(Dataset records):
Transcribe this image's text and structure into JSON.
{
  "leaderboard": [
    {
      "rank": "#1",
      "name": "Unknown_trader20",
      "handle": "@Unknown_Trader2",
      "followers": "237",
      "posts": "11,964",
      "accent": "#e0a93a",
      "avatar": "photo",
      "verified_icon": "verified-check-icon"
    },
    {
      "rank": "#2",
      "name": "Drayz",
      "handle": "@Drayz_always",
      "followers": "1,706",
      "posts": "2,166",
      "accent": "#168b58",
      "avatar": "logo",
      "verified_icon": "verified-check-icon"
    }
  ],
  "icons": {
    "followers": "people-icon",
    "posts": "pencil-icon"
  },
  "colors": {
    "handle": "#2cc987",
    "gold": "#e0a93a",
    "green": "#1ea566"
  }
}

==

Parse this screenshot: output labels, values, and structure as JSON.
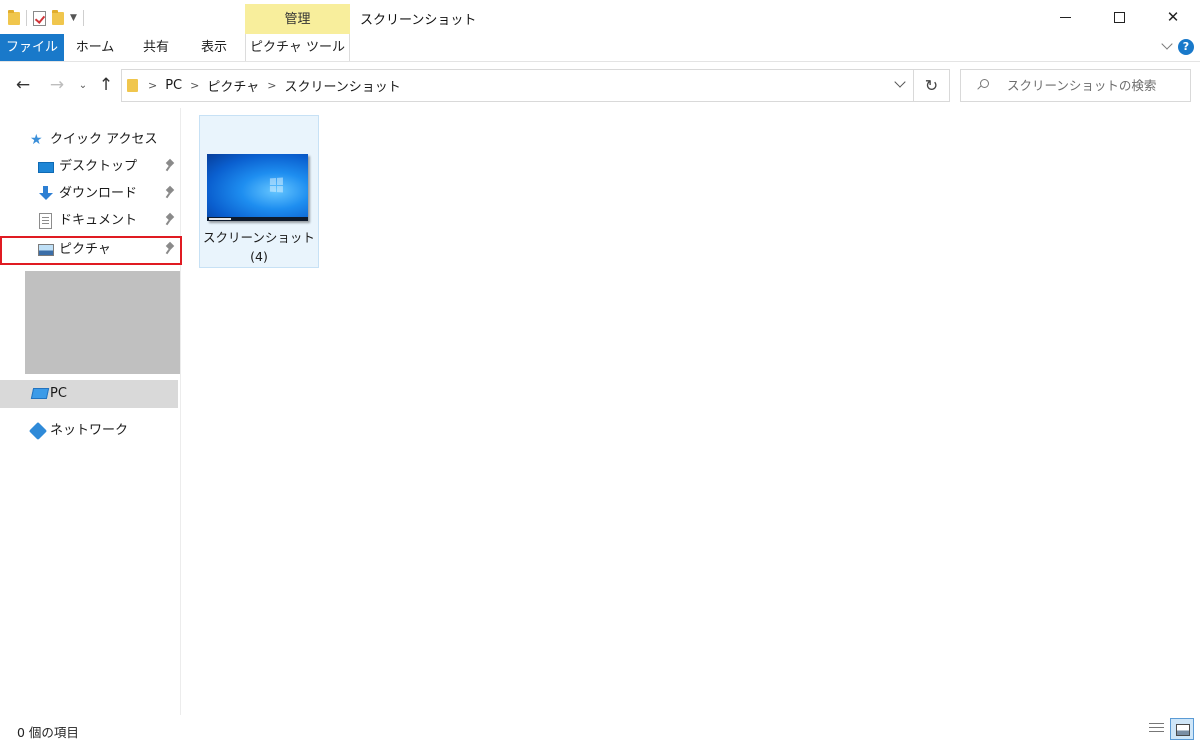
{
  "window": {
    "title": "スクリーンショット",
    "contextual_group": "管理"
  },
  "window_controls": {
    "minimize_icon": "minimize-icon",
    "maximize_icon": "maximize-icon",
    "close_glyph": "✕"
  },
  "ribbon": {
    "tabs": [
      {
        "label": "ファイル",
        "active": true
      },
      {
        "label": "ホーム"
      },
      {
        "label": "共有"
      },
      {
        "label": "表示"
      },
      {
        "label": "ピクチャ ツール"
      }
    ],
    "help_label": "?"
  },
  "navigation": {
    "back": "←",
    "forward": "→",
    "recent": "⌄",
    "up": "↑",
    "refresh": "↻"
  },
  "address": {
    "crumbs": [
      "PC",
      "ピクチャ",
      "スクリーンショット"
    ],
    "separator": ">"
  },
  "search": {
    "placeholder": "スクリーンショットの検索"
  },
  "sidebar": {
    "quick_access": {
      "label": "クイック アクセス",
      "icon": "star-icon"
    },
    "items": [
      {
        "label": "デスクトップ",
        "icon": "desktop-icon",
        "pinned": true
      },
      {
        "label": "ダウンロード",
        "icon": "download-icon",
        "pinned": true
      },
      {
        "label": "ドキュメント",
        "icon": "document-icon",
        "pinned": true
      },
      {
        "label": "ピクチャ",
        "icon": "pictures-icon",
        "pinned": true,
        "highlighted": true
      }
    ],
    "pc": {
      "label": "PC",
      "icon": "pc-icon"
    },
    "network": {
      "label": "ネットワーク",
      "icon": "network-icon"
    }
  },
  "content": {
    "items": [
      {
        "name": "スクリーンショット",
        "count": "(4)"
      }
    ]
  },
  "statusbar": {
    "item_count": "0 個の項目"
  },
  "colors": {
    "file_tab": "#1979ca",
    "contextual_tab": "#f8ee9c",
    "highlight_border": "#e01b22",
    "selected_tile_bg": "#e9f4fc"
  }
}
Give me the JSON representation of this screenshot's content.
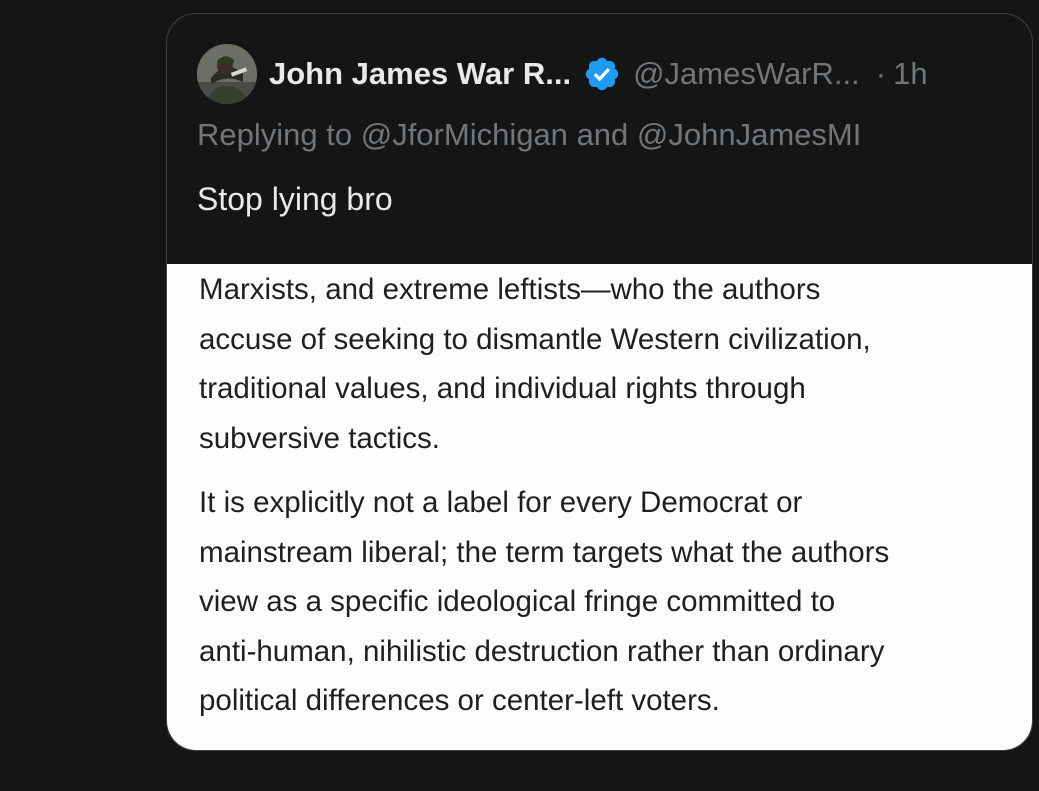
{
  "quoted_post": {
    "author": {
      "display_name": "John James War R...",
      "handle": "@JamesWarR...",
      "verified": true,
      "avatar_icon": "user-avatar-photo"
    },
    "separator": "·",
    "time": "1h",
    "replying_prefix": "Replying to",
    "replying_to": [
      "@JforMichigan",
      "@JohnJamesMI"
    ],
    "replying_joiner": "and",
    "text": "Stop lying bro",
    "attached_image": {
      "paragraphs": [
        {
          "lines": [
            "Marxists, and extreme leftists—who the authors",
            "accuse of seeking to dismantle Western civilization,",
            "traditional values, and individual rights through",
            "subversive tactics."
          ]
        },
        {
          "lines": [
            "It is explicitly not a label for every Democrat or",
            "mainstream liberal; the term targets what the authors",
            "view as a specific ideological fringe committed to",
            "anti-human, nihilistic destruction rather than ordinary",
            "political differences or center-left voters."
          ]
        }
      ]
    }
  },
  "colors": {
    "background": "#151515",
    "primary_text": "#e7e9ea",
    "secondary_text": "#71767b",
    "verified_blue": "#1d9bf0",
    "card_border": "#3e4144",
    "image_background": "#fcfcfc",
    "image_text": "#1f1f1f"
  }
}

(WRITTEN INSTRUCTION):
Pick out each line above that includes "authors" and show it.

(FINAL RESULT):
            "Marxists, and extreme leftists—who the authors",
            "mainstream liberal; the term targets what the authors",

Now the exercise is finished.